# START OF Selected passage

But the good news is that upper management and regular employees are in
principle affected the same way by these vicissitudes, and in practice I've
seen that mostly happen. Some exceptions include founders/upper-management
getting special opportunities to cash out or receiving significant anti-
dilutive share bonuses. I'm not saying that the founders and employees have
exactly the same incentives here, but they are at least somewhat helpfully
aligned.

2) Agree that I've heard gossip about these kinds of scenarios, but (I've
often wondered) wouldn't this be a violation of their fiduciary duty to
certain stockholders? Can a lawyer weigh in on whether (in theory) this
scenario allows for a legal remedy?

3) True, the corporate charter is not a contract with an employee, and it can
be rewritten at will by the Board. But it seems to me there are limits: if
they edit the charter in a way that deliberately wipes out the value of your
shares and had a choice not to, this resembles case 2, where I suspect one can
seek legal redress (right?).

# END OF Selected passage
# START OF Material shown

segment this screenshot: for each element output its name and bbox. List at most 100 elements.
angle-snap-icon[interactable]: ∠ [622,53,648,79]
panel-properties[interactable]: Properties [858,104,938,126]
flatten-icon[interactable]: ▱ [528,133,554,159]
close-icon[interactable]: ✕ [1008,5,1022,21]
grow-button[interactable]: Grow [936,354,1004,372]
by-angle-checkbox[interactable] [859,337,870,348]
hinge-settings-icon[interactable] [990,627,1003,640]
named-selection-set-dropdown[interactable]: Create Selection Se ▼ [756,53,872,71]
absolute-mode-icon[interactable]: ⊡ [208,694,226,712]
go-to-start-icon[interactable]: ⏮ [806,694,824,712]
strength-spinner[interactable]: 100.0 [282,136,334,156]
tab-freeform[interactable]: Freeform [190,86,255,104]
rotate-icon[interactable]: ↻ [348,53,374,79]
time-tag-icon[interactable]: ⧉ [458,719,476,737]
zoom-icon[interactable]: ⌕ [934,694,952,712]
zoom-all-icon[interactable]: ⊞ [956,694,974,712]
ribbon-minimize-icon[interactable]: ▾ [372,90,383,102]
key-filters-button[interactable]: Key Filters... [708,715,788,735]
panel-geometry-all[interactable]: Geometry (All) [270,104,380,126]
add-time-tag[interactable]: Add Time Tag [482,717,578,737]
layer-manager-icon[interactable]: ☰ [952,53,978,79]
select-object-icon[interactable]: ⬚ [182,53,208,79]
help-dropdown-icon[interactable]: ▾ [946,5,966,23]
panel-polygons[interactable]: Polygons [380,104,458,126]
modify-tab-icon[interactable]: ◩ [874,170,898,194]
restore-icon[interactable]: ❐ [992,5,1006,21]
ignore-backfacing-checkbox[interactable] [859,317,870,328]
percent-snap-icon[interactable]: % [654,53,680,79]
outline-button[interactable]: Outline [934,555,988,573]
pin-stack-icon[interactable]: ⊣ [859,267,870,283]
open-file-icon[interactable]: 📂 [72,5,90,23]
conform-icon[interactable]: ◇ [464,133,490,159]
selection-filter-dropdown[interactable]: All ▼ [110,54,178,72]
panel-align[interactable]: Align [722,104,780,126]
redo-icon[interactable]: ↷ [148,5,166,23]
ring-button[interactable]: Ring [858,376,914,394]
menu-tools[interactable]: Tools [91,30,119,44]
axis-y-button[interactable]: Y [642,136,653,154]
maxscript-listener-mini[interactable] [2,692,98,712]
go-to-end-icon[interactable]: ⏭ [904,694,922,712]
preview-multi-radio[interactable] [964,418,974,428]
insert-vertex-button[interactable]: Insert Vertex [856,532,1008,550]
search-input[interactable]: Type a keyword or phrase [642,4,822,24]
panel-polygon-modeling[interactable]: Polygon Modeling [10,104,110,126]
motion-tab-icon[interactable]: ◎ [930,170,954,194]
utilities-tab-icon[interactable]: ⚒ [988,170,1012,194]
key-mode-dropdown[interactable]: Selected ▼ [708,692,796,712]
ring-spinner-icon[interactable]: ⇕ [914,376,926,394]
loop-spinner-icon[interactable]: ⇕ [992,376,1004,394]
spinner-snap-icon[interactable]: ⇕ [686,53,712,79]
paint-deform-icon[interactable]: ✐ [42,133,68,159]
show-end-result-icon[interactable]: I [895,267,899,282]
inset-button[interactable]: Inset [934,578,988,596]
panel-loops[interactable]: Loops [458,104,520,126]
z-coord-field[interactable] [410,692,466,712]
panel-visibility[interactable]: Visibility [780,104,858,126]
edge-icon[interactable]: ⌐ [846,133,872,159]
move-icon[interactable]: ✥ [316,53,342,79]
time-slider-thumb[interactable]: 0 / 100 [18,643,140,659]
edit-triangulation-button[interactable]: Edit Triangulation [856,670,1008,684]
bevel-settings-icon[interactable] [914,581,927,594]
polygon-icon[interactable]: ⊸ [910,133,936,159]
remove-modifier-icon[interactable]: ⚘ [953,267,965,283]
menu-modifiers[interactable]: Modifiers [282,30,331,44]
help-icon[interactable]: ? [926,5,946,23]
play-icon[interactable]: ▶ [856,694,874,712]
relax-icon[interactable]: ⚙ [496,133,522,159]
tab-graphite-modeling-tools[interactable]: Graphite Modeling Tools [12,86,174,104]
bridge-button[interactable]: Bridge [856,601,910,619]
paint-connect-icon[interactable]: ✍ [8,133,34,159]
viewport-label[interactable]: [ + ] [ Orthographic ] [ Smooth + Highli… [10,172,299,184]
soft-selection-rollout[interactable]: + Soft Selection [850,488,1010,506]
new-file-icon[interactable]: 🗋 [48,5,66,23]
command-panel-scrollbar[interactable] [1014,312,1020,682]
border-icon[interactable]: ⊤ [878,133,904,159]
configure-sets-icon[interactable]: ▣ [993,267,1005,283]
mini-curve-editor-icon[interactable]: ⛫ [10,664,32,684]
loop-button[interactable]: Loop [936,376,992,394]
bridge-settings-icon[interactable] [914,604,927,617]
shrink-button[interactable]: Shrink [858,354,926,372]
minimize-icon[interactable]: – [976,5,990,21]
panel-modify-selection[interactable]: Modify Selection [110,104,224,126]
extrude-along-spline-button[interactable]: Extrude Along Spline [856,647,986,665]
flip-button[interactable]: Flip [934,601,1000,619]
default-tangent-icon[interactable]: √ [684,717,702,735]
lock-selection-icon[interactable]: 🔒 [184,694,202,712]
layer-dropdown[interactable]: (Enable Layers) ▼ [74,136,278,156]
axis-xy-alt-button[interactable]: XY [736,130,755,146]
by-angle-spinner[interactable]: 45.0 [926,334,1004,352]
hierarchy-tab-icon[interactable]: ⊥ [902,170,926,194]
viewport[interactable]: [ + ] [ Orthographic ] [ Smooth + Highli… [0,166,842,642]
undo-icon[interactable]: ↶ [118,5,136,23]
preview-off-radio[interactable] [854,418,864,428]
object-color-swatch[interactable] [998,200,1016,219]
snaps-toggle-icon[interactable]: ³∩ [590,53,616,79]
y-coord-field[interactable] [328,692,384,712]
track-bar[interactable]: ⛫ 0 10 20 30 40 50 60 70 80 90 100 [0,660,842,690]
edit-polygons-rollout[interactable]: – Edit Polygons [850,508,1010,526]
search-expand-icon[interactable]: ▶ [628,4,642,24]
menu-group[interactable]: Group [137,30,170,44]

# END OF Material shown

Stated exercise 1:
Answer these questions from the post on employee shares:
(a) Which two exceptions are given where founders or upper management fare differently from regular employees?
(b) What duty does the writer wonder might be violated in the second scenario?
(c) Who can rewrite the corporate charter at will?
Stated exercise 2: Print the part of the post on employee shares starting at "But the good" and ending at "a legal remedy?".
The items are separate material and have no connection to the post.

Written solution 1:
(a) Getting special opportunities to cash out and receiving significant anti-dilutive share bonuses.
(b) Their fiduciary duty to certain stockholders.
(c) The Board.

Written solution 2:
But the good news is that upper management and regular employees are in
principle affected the same way by these vicissitudes, and in practice I've
seen that mostly happen. Some exceptions include founders/upper-management
getting special opportunities to cash out or receiving significant anti-
dilutive share bonuses. I'm not saying that the founders and employees have
exactly the same incentives here, but they are at least somewhat helpfully
aligned.

2) Agree that I've heard gossip about these kinds of scenarios, but (I've
often wondered) wouldn't this be a violation of their fiduciary duty to
certain stockholders? Can a lawyer weigh in on whether (in theory) this
scenario allows for a legal remedy?